■ **The input**:

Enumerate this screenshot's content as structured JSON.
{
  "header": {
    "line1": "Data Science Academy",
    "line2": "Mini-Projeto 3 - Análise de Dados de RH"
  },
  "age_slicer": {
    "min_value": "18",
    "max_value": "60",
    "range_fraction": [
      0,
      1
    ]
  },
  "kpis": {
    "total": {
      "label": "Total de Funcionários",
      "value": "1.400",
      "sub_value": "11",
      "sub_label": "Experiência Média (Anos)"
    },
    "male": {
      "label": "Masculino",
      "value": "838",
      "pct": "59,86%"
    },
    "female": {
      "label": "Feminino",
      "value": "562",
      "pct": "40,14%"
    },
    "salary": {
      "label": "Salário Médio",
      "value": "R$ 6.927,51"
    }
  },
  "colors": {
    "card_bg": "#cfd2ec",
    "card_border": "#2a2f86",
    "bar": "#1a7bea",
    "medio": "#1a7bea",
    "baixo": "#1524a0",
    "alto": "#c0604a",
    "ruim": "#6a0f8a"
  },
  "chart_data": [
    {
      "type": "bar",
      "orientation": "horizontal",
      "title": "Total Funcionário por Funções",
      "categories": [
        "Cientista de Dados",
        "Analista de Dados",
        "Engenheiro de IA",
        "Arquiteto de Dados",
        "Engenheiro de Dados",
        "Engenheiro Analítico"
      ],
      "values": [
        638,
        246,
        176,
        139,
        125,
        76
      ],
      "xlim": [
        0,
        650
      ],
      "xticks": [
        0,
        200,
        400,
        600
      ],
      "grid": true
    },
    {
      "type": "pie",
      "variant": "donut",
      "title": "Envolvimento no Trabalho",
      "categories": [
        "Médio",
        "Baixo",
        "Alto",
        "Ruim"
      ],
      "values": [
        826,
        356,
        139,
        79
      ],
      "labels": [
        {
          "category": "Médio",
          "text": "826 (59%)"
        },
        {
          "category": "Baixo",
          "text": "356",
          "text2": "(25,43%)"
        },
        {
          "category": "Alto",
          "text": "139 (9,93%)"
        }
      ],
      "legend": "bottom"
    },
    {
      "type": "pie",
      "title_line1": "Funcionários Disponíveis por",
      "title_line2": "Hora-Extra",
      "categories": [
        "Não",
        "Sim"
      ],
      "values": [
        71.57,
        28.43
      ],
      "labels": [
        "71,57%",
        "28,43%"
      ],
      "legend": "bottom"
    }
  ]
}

■ **Aim of the task**: Only lines with the word "Dados" should be collected from the material.

■ **Correct output**:
    "line2": "Mini-Projeto 3 - Análise de Dados de RH"
        "Cientista de Dados",
        "Analista de Dados",
        "Arquiteto de Dados",
        "Engenheiro de Dados",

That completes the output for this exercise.